(Суть задания)
Перечислите по порядку упоминания все чины, должности и звания, которые, согласно отрывку, получил Кочубей.

Вот будущность, которая с 8 сентября 1802 года открывалась Для России. Кто был душою заговора против нее? Кто был его главою? Кто подавал мысли и кто приводил их в исполнение? Чтобы объяснить это, необходимо будет кратко и резко изобразить новые лица, которые выступают на сцену.

Всех старее если не летами, то чином был граф Кочубей, родной племянник умершего канцлера князя Безбородки. Чтобы составить гений одного человека, натура часто принуждена бывает отобрать умственные способности у всего рода его. Так поступила она с великим Суворовым и славным Безбородкой. Окинув взором всех ближних и дальних родственников, покойный канцлер в одном только из них заметил необыкновенный ум, то есть что-то на него самого похожее: сметливость, чудесную память и гордую таинственность; и племянника своего, Виктора Павловича, предназначил быть преемником счастия своего и знаменитости. Ничего не пощадив на его воспитание, в самых молодых летах отправил он его в лондонскую миссию, к искусному дипломату, посланнику нашему графу Воронцову на выучку. Оттуда прямо, через несколько лет, нашел он средство, с чином камергера, перевести его самого посланником в Константинополь. До смерти своей сохранив при Павле неограниченный кредит, он сначала вызвал его оттуда членом иностранной коллегии, а потом, в короткое время, успел доставить ему графское достоинство и звание вице-канцлера. Один, без дяди, при Павле Кочубей долго не мог оставаться и, как многие другие, был сослан в деревню.

В царствование Александра надобно уже было ему жить собственным умом; ему было тогда не с большим тридцать лет. Он пренебрег обыкновенными ничтожными занятиями дипломатов, по большей части сплетнями хорошего тона, и хотел посвятить себя внутреннему преобразованию государства. Перед соотечественниками ему было чем блеснуть: он лучше других знал состав парламента, права его членов, прочитал всех английских публицистов и, как львенок Крыловой басни, собирался учить зверей вить гнезда. Красивая наружность, иногда молчаливая задумчивость, испытующий взгляд, надменная учтивость — были блестящие завесы, за кои искусно прятал он свои недостатки, и имя государственного человека принадлежало ему, когда еще ничем он его не заслужил.

Другой сообщник в важном предприятии был тайный, непримиримый враг России, слишком известный потом изменник Чарторыжский. Исступленным патриотизмом его мать заслужила от поляков название матки ойчпзны; в объятиях этой матки, польской Юдифи, русский Олоферн наш, князь Николай Васильевич Репнин не потерял, однако же, головы, и отчизну ее, когда был послом в Варшаве, заставлял трепетать перед собою. Князь Адам был плодом всем известного сего чудовищного союза[xviii] С малолетства напитанный чувствами жесточайшей ненависти к истинному своему отечеству, он посвящен был его же служению. Несколько времени находился он адъютантом при Александре Павловиче, когда тот был наследником престола, умея угодить ему, и составленную с ним связь сохранил почти всю жизнь его. При его воцарении вызван он был из Рима, где находился посланником нашим при сардинском короле, который, лишившись Пиемонта, не очень спешил отправиться в Сардинию. Чтобы сойтись с другими любимцами царя, надобно было ему притвориться англоманом, что ему небольшого стоило. Кроме зла, не мог он желать России, и участие его в замышляемом ее преобразовании, по крайней мере, показывает в нем много ума.

(Записи из собрания данных)
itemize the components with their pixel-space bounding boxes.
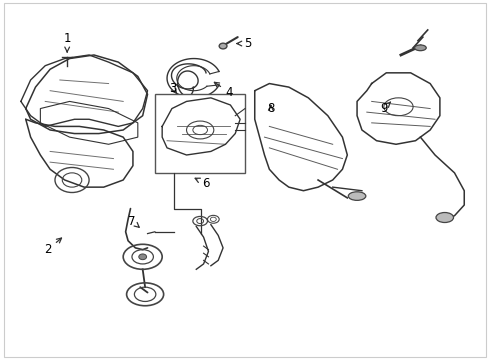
- Ellipse shape: [436, 212, 454, 222]
- Text: 8: 8: [267, 102, 274, 115]
- Ellipse shape: [139, 254, 147, 260]
- Bar: [155, 94, 245, 173]
- Text: 6: 6: [195, 177, 210, 190]
- Text: 2: 2: [44, 238, 62, 256]
- Text: 3: 3: [169, 82, 176, 95]
- Text: 1: 1: [63, 32, 71, 52]
- Text: 9: 9: [380, 102, 391, 115]
- Text: 5: 5: [237, 37, 251, 50]
- Text: 4: 4: [214, 82, 233, 99]
- Text: 7: 7: [128, 215, 139, 228]
- Ellipse shape: [219, 43, 227, 49]
- Ellipse shape: [415, 45, 426, 51]
- Ellipse shape: [348, 192, 366, 201]
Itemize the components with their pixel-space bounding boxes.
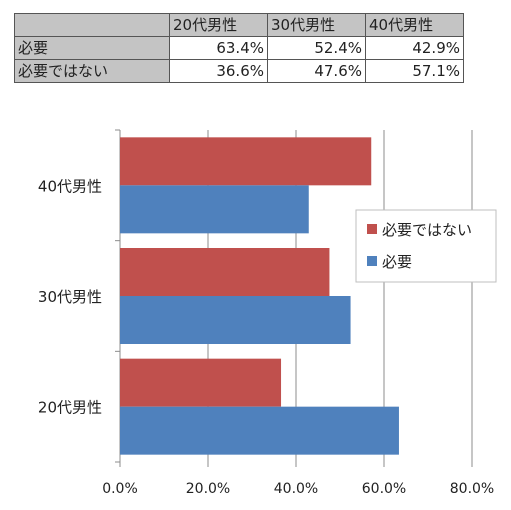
table-row-label: 必要	[14, 36, 170, 60]
x-tick-label: 80.0%	[450, 481, 494, 497]
table-corner-cell	[14, 13, 170, 37]
bar-必要	[120, 185, 309, 234]
category-label: 40代男性	[38, 177, 102, 195]
table-cell: 36.6%	[169, 59, 268, 83]
table-header-cell: 20代男性	[169, 13, 268, 37]
x-tick-label: 40.0%	[274, 481, 318, 497]
table-cell: 57.1%	[365, 59, 464, 83]
legend-box	[355, 209, 497, 283]
table-header-cell: 30代男性	[267, 13, 366, 37]
table-cell: 42.9%	[365, 36, 464, 60]
bar-必要	[120, 296, 351, 344]
table-row: 必要ではない 36.6% 47.6% 57.1%	[14, 59, 464, 83]
table-header-cell: 40代男性	[365, 13, 464, 37]
data-table: 20代男性 30代男性 40代男性 必要 63.4% 52.4% 42.9% 必…	[14, 13, 464, 83]
x-tick-label: 60.0%	[362, 481, 406, 497]
legend-swatch	[367, 256, 377, 266]
table-header-row: 20代男性 30代男性 40代男性	[14, 13, 464, 37]
bar-必要	[120, 406, 399, 455]
bar-必要ではない	[120, 248, 330, 296]
x-tick-label: 0.0%	[102, 481, 138, 497]
legend-label: 必要ではない	[382, 221, 472, 239]
x-tick-label: 20.0%	[186, 481, 230, 497]
table-row-label: 必要ではない	[14, 59, 170, 83]
legend-swatch	[367, 224, 377, 234]
category-label: 30代男性	[38, 288, 102, 306]
legend-label: 必要	[382, 253, 412, 271]
table-cell: 47.6%	[267, 59, 366, 83]
category-label: 20代男性	[38, 399, 102, 417]
bar-必要ではない	[120, 137, 372, 186]
bar-必要ではない	[120, 358, 282, 407]
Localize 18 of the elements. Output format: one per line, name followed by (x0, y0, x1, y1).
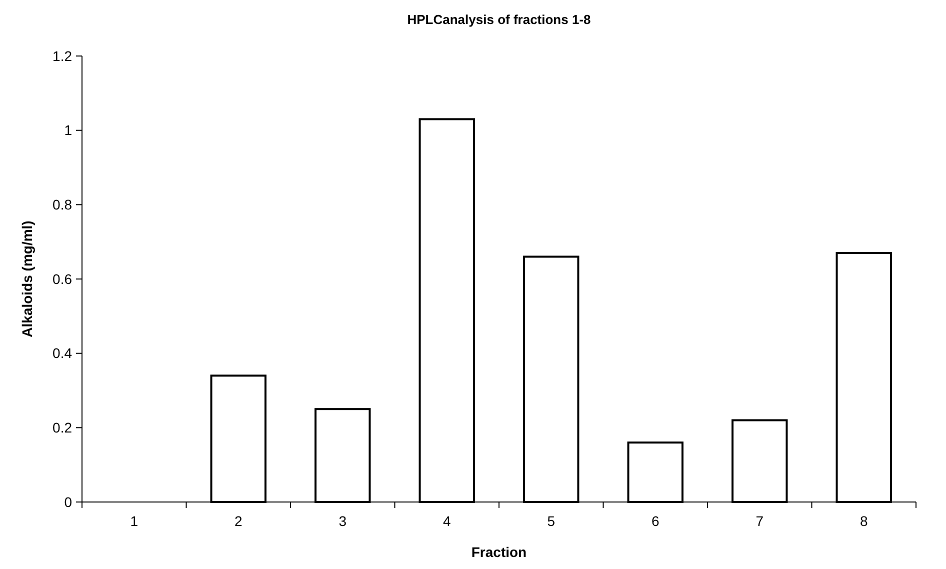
y-axis-title: Alkaloids (mg/ml) (19, 220, 35, 338)
x-tick-label: 2 (234, 513, 242, 529)
x-tick-label: 5 (547, 513, 556, 529)
y-tick-label: 1 (64, 122, 72, 138)
y-tick-label: 1.2 (52, 48, 72, 64)
y-tick-label: 0.4 (52, 345, 72, 362)
x-axis-title: Fraction (471, 544, 527, 560)
x-tick-label: 1 (130, 513, 138, 529)
x-tick-label: 8 (860, 513, 868, 529)
x-tick-label: 7 (756, 513, 764, 529)
y-tick-label: 0.8 (52, 196, 72, 213)
y-tick-label: 0.6 (52, 270, 72, 287)
y-tick-label: 0 (64, 494, 72, 510)
y-tick-label: 0.2 (52, 420, 72, 436)
x-tick-label: 6 (651, 513, 660, 529)
x-tick-label: 3 (338, 513, 347, 529)
chart-title: HPLCanalysis of fractions 1-8 (407, 12, 591, 27)
x-tick-label: 4 (442, 513, 451, 529)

(Ответ)
1. Чин камергера
2. Посланник в Константинополе
3. Член иностранной коллегии
4. Графское достоинство
5. Звание вице-канцлера